## Set task
Can you reproduce every line of the listing below word for word, leaving out the pictures?

## Information provided

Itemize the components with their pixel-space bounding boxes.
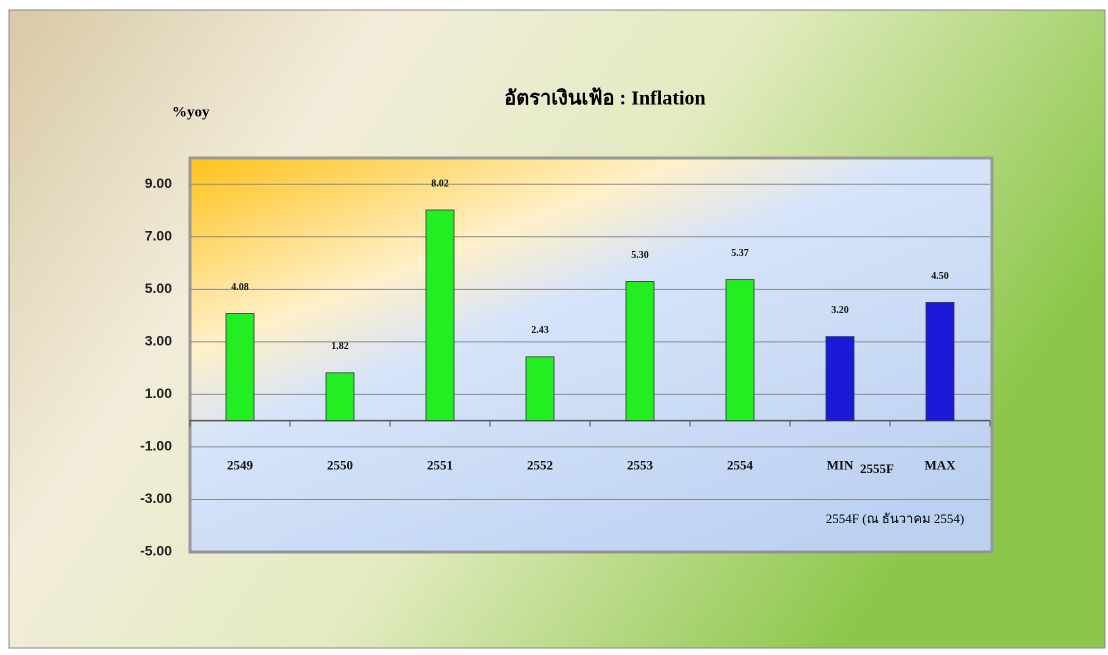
bar: [625, 281, 655, 422]
value-label: 3.20: [831, 305, 849, 316]
value-label: 2.43: [531, 325, 549, 336]
x-tick-label: 2553: [627, 458, 654, 473]
y-tick-label: 9.00: [145, 175, 172, 191]
value-label: 5.30: [631, 250, 649, 261]
y-tick-label: 3.00: [145, 333, 172, 349]
bar: [525, 356, 555, 422]
x-tick-label: MAX: [924, 458, 956, 473]
x-tick-label: 2550: [327, 458, 353, 473]
group-label: 2555F: [860, 461, 894, 476]
y-tick-label: -1.00: [140, 438, 172, 454]
x-tick-label: 2549: [227, 458, 254, 473]
x-tick-label: 2551: [427, 458, 453, 473]
y-tick-label: 1.00: [145, 385, 172, 401]
value-label: 1.82: [331, 341, 349, 352]
value-label: 5.37: [731, 248, 749, 259]
value-label: 8.02: [431, 178, 449, 189]
plot-area: [188, 156, 994, 554]
x-tick-label: 2552: [527, 458, 553, 473]
bar: [325, 372, 355, 422]
value-label: 4.50: [931, 271, 949, 282]
y-tick-label: -5.00: [140, 543, 172, 559]
y-tick-label: 5.00: [145, 280, 172, 296]
bar: [925, 302, 955, 422]
note: 2554F (ณ ธันวาคม 2554): [826, 511, 964, 526]
x-tick-label: 2554: [727, 458, 754, 473]
value-label: 4.08: [231, 282, 249, 293]
bar: [725, 279, 755, 422]
bar: [425, 209, 455, 422]
y-tick-label: 7.00: [145, 228, 172, 244]
chart-title: อัตราเงินเฟ้อ : Inflation: [504, 87, 705, 110]
x-tick-label: MIN: [827, 458, 854, 473]
y-tick-label: -3.00: [140, 490, 172, 506]
bar: [225, 313, 255, 422]
y-axis-label: %yoy: [172, 104, 210, 120]
bar: [825, 336, 855, 422]
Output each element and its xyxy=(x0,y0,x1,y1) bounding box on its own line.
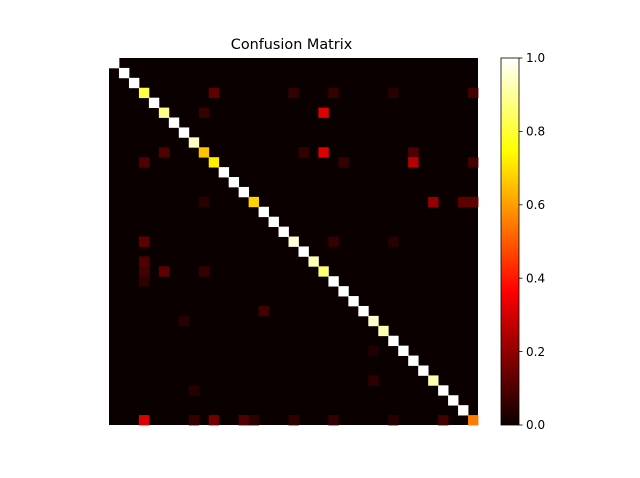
heatmap-cell-off-diagonal xyxy=(158,147,170,158)
heatmap-cell-diagonal xyxy=(268,216,279,228)
colorbar-tick-label: 0.4 xyxy=(526,271,545,285)
heatmap-cell-off-diagonal xyxy=(248,415,259,426)
heatmap-cell-diagonal xyxy=(178,127,190,138)
heatmap-cell-off-diagonal xyxy=(368,345,379,356)
heatmap-cell-diagonal xyxy=(288,236,299,247)
heatmap-cell-off-diagonal xyxy=(438,415,449,426)
heatmap-cell-off-diagonal xyxy=(188,415,200,426)
heatmap-cell-off-diagonal xyxy=(318,147,329,158)
heatmap-cell-diagonal xyxy=(318,266,329,277)
colorbar-tick-label: 0.2 xyxy=(526,345,545,359)
colorbar-tick-label: 1.0 xyxy=(526,51,545,65)
heatmap-cell-diagonal xyxy=(428,375,439,386)
heatmap-cell-off-diagonal xyxy=(328,87,339,99)
heatmap-cell-diagonal xyxy=(188,137,200,148)
colorbar-tick-label: 0.8 xyxy=(526,125,545,139)
heatmap-cell-off-diagonal xyxy=(328,236,339,247)
heatmap-plot xyxy=(109,58,479,426)
heatmap-cell-off-diagonal xyxy=(428,196,439,208)
heatmap-cell-diagonal xyxy=(158,107,170,118)
heatmap-cell-off-diagonal xyxy=(198,266,210,277)
heatmap-cell-off-diagonal xyxy=(288,87,299,99)
heatmap-cell-off-diagonal xyxy=(388,415,399,426)
heatmap-cell-off-diagonal xyxy=(408,157,419,168)
heatmap-cell-diagonal xyxy=(208,157,220,168)
heatmap-cell-off-diagonal xyxy=(138,266,150,277)
heatmap-cell-off-diagonal xyxy=(298,147,309,158)
heatmap-cell-off-diagonal xyxy=(258,305,269,317)
heatmap-cell-diagonal xyxy=(418,365,429,376)
heatmap-cell-off-diagonal xyxy=(388,87,399,99)
heatmap-cell-off-diagonal xyxy=(178,315,190,327)
heatmap-cell-off-diagonal xyxy=(458,196,469,208)
heatmap-cell-off-diagonal xyxy=(288,415,299,426)
heatmap-cell-diagonal xyxy=(168,117,180,128)
heatmap-cell-diagonal xyxy=(368,315,379,327)
heatmap-cell-diagonal xyxy=(308,256,319,267)
heatmap-cell-diagonal xyxy=(468,415,479,426)
heatmap-cell-off-diagonal xyxy=(238,415,250,426)
colorbar-tick-label: 0.6 xyxy=(526,198,545,212)
heatmap-cell-off-diagonal xyxy=(208,415,220,426)
heatmap-cell-diagonal xyxy=(408,355,419,366)
colorbar-gradient xyxy=(501,58,519,425)
heatmap-cell-off-diagonal xyxy=(198,107,210,118)
heatmap-cell-off-diagonal xyxy=(138,256,150,267)
heatmap-cell-diagonal xyxy=(298,246,309,257)
heatmap-cell-diagonal xyxy=(118,67,130,79)
heatmap-cell-off-diagonal xyxy=(198,196,210,208)
heatmap-cell-diagonal xyxy=(109,58,120,69)
heatmap-cells xyxy=(109,58,479,426)
heatmap-cell-diagonal xyxy=(328,276,339,287)
heatmap-cell-diagonal xyxy=(148,97,160,108)
heatmap-cell-off-diagonal xyxy=(328,415,339,426)
heatmap-cell-diagonal xyxy=(278,226,289,237)
heatmap-cell-diagonal xyxy=(228,177,240,188)
heatmap-cell-diagonal xyxy=(358,305,369,317)
heatmap-cell-off-diagonal xyxy=(408,147,419,158)
heatmap-cell-diagonal xyxy=(218,167,230,178)
heatmap-cell-diagonal xyxy=(458,405,469,416)
heatmap-cell-off-diagonal xyxy=(138,276,150,287)
colorbar-frame xyxy=(500,57,520,426)
heatmap-cell-diagonal xyxy=(438,385,449,396)
heatmap-cell-off-diagonal xyxy=(138,415,150,426)
heatmap-cell-off-diagonal xyxy=(388,236,399,247)
heatmap-cell-diagonal xyxy=(138,87,150,99)
heatmap-cell-off-diagonal xyxy=(138,236,150,247)
heatmap-cell-off-diagonal xyxy=(138,157,150,168)
heatmap-cell-off-diagonal xyxy=(338,157,349,168)
heatmap-cell-off-diagonal xyxy=(188,385,200,396)
heatmap-cell-off-diagonal xyxy=(318,107,329,118)
heatmap-cell-off-diagonal xyxy=(468,157,479,168)
colorbar-tick-label: 0.0 xyxy=(526,418,545,432)
colorbar-ticks: 0.0 0.2 0.4 0.6 0.8 1.0 xyxy=(519,51,545,432)
heatmap-cell-diagonal xyxy=(198,147,210,158)
heatmap-cell-off-diagonal xyxy=(208,87,220,99)
heatmap-cell-off-diagonal xyxy=(158,266,170,277)
heatmap-cell-diagonal xyxy=(348,296,359,307)
heatmap-cell-diagonal xyxy=(448,395,459,406)
heatmap-cell-diagonal xyxy=(338,286,349,297)
heatmap-cell-diagonal xyxy=(398,345,409,356)
heatmap-cell-diagonal xyxy=(248,196,259,208)
heatmap-cell-diagonal xyxy=(258,206,269,218)
colorbar: 0.0 0.2 0.4 0.6 0.8 1.0 xyxy=(500,51,545,432)
heatmap-cell-off-diagonal xyxy=(468,87,479,99)
heatmap-cell-diagonal xyxy=(238,186,250,198)
heatmap-cell-diagonal xyxy=(388,335,399,347)
heatmap-cell-diagonal xyxy=(378,325,389,337)
heatmap-cell-off-diagonal xyxy=(368,375,379,386)
heatmap-cell-off-diagonal xyxy=(468,196,479,208)
chart-title: Confusion Matrix xyxy=(231,37,353,53)
heatmap-cell-diagonal xyxy=(128,77,140,89)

## Finished task
Itemize the components with their pixel-space bounding boxes.
bar: [625, 281, 655, 422]
value-label: 3.20: [831, 305, 849, 316]
value-label: 2.43: [531, 325, 549, 336]
x-tick-label: 2553: [627, 458, 654, 473]
y-tick-label: 9.00: [145, 175, 172, 191]
value-label: 5.30: [631, 250, 649, 261]
y-tick-label: 3.00: [145, 333, 172, 349]
bar: [525, 356, 555, 422]
x-tick-label: MAX: [924, 458, 956, 473]
x-tick-label: 2550: [327, 458, 353, 473]
group-label: 2555F: [860, 461, 894, 476]
y-tick-label: -1.00: [140, 438, 172, 454]
x-tick-label: 2549: [227, 458, 254, 473]
x-tick-label: 2551: [427, 458, 453, 473]
y-tick-label: 1.00: [145, 385, 172, 401]
value-label: 1.82: [331, 341, 349, 352]
value-label: 5.37: [731, 248, 749, 259]
value-label: 8.02: [431, 178, 449, 189]
plot-area: [188, 156, 994, 554]
x-tick-label: 2552: [527, 458, 553, 473]
bar: [325, 372, 355, 422]
value-label: 4.50: [931, 271, 949, 282]
y-tick-label: -5.00: [140, 543, 172, 559]
y-tick-label: 5.00: [145, 280, 172, 296]
bar: [925, 302, 955, 422]
note: 2554F (ณ ธันวาคม 2554): [826, 511, 964, 526]
x-tick-label: 2554: [727, 458, 754, 473]
value-label: 4.08: [231, 282, 249, 293]
bar: [725, 279, 755, 422]
bar: [425, 209, 455, 422]
y-tick-label: 7.00: [145, 228, 172, 244]
chart-title: อัตราเงินเฟ้อ : Inflation: [504, 87, 705, 110]
x-tick-label: MIN: [827, 458, 854, 473]
y-tick-label: -3.00: [140, 490, 172, 506]
bar: [225, 313, 255, 422]
y-axis-label: %yoy: [172, 104, 210, 120]
bar: [825, 336, 855, 422]
Output each element and its xyxy=(x0,y0,x1,y1) bounding box on its own line.
heatmap-cell-off-diagonal xyxy=(158,147,170,158)
heatmap-cell-diagonal xyxy=(268,216,279,228)
colorbar-tick-label: 0.4 xyxy=(526,271,545,285)
heatmap-cell-off-diagonal xyxy=(248,415,259,426)
heatmap-cell-diagonal xyxy=(178,127,190,138)
heatmap-cell-off-diagonal xyxy=(368,345,379,356)
heatmap-cell-diagonal xyxy=(288,236,299,247)
heatmap-cell-off-diagonal xyxy=(438,415,449,426)
heatmap-cell-off-diagonal xyxy=(188,415,200,426)
heatmap-cell-off-diagonal xyxy=(318,147,329,158)
heatmap-cell-diagonal xyxy=(318,266,329,277)
colorbar-tick-label: 0.2 xyxy=(526,345,545,359)
colorbar-tick-label: 1.0 xyxy=(526,51,545,65)
heatmap-cell-diagonal xyxy=(428,375,439,386)
heatmap-cell-off-diagonal xyxy=(328,87,339,99)
heatmap-cell-diagonal xyxy=(188,137,200,148)
colorbar-tick-label: 0.8 xyxy=(526,125,545,139)
heatmap-cell-off-diagonal xyxy=(328,236,339,247)
heatmap-plot xyxy=(109,58,479,426)
heatmap-cell-off-diagonal xyxy=(428,196,439,208)
heatmap-cell-diagonal xyxy=(158,107,170,118)
heatmap-cell-off-diagonal xyxy=(198,266,210,277)
heatmap-cell-off-diagonal xyxy=(288,87,299,99)
heatmap-cell-off-diagonal xyxy=(388,415,399,426)
heatmap-cell-off-diagonal xyxy=(408,157,419,168)
heatmap-cell-diagonal xyxy=(208,157,220,168)
heatmap-cell-off-diagonal xyxy=(138,266,150,277)
heatmap-cell-off-diagonal xyxy=(298,147,309,158)
heatmap-cell-off-diagonal xyxy=(258,305,269,317)
heatmap-cell-diagonal xyxy=(418,365,429,376)
heatmap-cell-off-diagonal xyxy=(388,87,399,99)
heatmap-cell-off-diagonal xyxy=(178,315,190,327)
heatmap-cell-off-diagonal xyxy=(458,196,469,208)
heatmap-cell-off-diagonal xyxy=(288,415,299,426)
heatmap-cell-diagonal xyxy=(168,117,180,128)
heatmap-cell-diagonal xyxy=(368,315,379,327)
heatmap-cell-diagonal xyxy=(308,256,319,267)
heatmap-cell-diagonal xyxy=(468,415,479,426)
heatmap-cell-off-diagonal xyxy=(238,415,250,426)
colorbar-tick-label: 0.6 xyxy=(526,198,545,212)
heatmap-cell-off-diagonal xyxy=(208,415,220,426)
heatmap-cell-diagonal xyxy=(408,355,419,366)
colorbar-gradient xyxy=(501,58,519,425)
heatmap-cell-off-diagonal xyxy=(198,107,210,118)
heatmap-cell-off-diagonal xyxy=(138,256,150,267)
heatmap-cell-diagonal xyxy=(298,246,309,257)
heatmap-cell-diagonal xyxy=(118,67,130,79)
heatmap-cell-off-diagonal xyxy=(198,196,210,208)
heatmap-cell-diagonal xyxy=(109,58,120,69)
heatmap-cells xyxy=(109,58,479,426)
heatmap-cell-diagonal xyxy=(328,276,339,287)
heatmap-cell-diagonal xyxy=(148,97,160,108)
heatmap-cell-off-diagonal xyxy=(328,415,339,426)
heatmap-cell-diagonal xyxy=(278,226,289,237)
heatmap-cell-diagonal xyxy=(228,177,240,188)
heatmap-cell-diagonal xyxy=(358,305,369,317)
heatmap-cell-off-diagonal xyxy=(408,147,419,158)
heatmap-cell-diagonal xyxy=(218,167,230,178)
heatmap-cell-diagonal xyxy=(458,405,469,416)
heatmap-cell-off-diagonal xyxy=(138,276,150,287)
colorbar-frame xyxy=(500,57,520,426)
heatmap-cell-diagonal xyxy=(438,385,449,396)
heatmap-cell-off-diagonal xyxy=(138,415,150,426)
heatmap-cell-off-diagonal xyxy=(388,236,399,247)
heatmap-cell-diagonal xyxy=(138,87,150,99)
heatmap-cell-off-diagonal xyxy=(138,236,150,247)
heatmap-cell-off-diagonal xyxy=(138,157,150,168)
heatmap-cell-off-diagonal xyxy=(338,157,349,168)
heatmap-cell-off-diagonal xyxy=(188,385,200,396)
heatmap-cell-off-diagonal xyxy=(318,107,329,118)
heatmap-cell-off-diagonal xyxy=(468,157,479,168)
colorbar-tick-label: 0.0 xyxy=(526,418,545,432)
colorbar-ticks: 0.0 0.2 0.4 0.6 0.8 1.0 xyxy=(519,51,545,432)
heatmap-cell-diagonal xyxy=(198,147,210,158)
heatmap-cell-off-diagonal xyxy=(208,87,220,99)
heatmap-cell-off-diagonal xyxy=(158,266,170,277)
heatmap-cell-diagonal xyxy=(348,296,359,307)
heatmap-cell-diagonal xyxy=(448,395,459,406)
heatmap-cell-diagonal xyxy=(338,286,349,297)
heatmap-cell-diagonal xyxy=(398,345,409,356)
heatmap-cell-diagonal xyxy=(248,196,259,208)
heatmap-cell-diagonal xyxy=(258,206,269,218)
colorbar: 0.0 0.2 0.4 0.6 0.8 1.0 xyxy=(500,51,545,432)
heatmap-cell-off-diagonal xyxy=(468,87,479,99)
heatmap-cell-diagonal xyxy=(238,186,250,198)
heatmap-cell-diagonal xyxy=(388,335,399,347)
heatmap-cell-diagonal xyxy=(378,325,389,337)
heatmap-cell-off-diagonal xyxy=(368,375,379,386)
heatmap-cell-off-diagonal xyxy=(468,196,479,208)
chart-title: Confusion Matrix xyxy=(231,37,353,53)
heatmap-cell-diagonal xyxy=(128,77,140,89)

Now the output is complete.